● Task
Copy every line of the data that includes the string "Initial".

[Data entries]
::::::::::

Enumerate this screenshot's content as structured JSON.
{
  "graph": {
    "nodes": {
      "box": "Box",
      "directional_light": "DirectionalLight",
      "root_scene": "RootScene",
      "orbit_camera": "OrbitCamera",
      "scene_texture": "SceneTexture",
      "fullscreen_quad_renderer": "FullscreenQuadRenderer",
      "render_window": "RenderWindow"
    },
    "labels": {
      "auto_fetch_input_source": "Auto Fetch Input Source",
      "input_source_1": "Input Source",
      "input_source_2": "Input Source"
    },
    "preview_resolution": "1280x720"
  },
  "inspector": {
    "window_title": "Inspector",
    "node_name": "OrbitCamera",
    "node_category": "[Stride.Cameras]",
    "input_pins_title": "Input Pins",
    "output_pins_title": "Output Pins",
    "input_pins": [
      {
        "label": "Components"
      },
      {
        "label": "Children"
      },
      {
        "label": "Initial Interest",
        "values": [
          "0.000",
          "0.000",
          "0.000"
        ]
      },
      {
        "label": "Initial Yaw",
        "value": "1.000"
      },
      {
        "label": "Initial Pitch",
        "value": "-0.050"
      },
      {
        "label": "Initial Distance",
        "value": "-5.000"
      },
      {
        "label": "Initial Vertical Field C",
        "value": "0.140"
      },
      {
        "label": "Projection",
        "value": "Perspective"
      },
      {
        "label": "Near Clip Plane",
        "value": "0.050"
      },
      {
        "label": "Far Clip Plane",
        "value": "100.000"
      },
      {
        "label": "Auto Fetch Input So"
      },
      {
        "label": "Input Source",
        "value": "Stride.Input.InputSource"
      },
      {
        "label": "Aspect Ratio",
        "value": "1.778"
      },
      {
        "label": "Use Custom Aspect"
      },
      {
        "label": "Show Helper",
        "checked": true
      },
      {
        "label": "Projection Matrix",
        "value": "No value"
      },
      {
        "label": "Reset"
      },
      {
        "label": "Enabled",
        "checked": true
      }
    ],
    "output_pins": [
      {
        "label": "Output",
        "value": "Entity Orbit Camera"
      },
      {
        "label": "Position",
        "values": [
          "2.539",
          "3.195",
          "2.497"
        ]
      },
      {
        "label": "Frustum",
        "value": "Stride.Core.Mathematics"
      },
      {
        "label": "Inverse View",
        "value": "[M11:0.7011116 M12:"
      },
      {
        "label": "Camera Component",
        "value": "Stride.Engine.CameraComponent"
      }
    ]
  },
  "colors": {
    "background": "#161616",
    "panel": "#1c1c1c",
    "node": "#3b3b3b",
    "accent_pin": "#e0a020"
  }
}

::::::::::

● Answer below
        "label": "Initial Interest",
        "label": "Initial Yaw",
        "label": "Initial Pitch",
        "label": "Initial Distance",
        "label": "Initial Vertical Field C",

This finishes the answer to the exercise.